In the entries, find all lines that hold the word "source" and copy them.
───── TASK INPUT ─────
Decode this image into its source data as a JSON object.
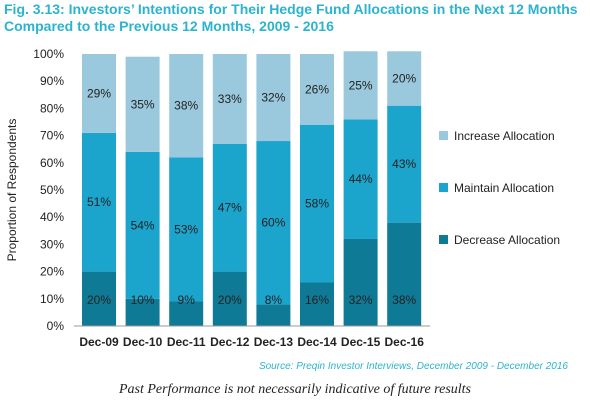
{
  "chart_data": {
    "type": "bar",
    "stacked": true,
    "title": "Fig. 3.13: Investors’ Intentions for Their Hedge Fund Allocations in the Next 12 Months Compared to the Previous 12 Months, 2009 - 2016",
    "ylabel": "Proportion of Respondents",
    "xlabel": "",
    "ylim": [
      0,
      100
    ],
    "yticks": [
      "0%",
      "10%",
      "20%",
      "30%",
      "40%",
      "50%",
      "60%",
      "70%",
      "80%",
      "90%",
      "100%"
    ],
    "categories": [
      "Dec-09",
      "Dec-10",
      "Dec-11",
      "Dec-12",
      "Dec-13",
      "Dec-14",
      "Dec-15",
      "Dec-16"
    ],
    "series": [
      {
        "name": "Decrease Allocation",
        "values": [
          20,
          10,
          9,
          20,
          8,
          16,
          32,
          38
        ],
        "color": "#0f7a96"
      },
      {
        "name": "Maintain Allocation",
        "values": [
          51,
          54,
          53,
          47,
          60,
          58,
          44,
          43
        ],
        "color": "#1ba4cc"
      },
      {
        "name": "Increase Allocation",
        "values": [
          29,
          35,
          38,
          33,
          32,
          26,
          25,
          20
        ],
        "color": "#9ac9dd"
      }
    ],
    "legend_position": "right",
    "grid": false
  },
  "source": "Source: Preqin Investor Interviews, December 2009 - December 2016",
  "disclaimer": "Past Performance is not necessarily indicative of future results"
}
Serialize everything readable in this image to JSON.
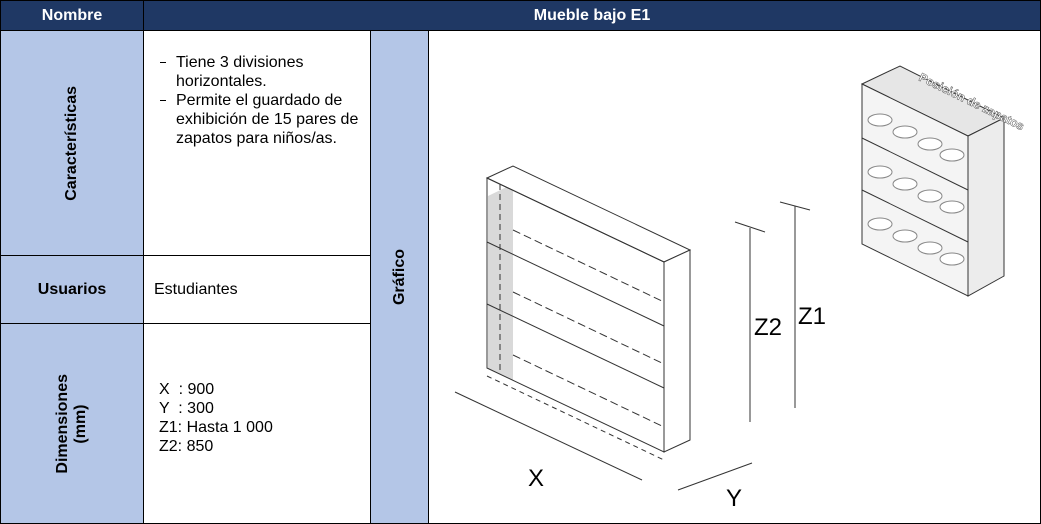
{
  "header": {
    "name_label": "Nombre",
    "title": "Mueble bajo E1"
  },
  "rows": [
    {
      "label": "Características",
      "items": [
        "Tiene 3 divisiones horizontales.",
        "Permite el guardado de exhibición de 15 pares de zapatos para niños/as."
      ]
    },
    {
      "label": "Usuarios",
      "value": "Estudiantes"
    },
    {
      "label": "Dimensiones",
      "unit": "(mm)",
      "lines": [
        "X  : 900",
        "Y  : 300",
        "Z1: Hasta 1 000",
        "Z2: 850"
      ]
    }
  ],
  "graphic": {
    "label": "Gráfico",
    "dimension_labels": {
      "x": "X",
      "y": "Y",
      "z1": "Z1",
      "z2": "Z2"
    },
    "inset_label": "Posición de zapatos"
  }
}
─────
TASK ANSWER:
Decode this image into its source data as a JSON object.
  "source": "Source: Preqin Investor Interviews, December 2009 - December 2016",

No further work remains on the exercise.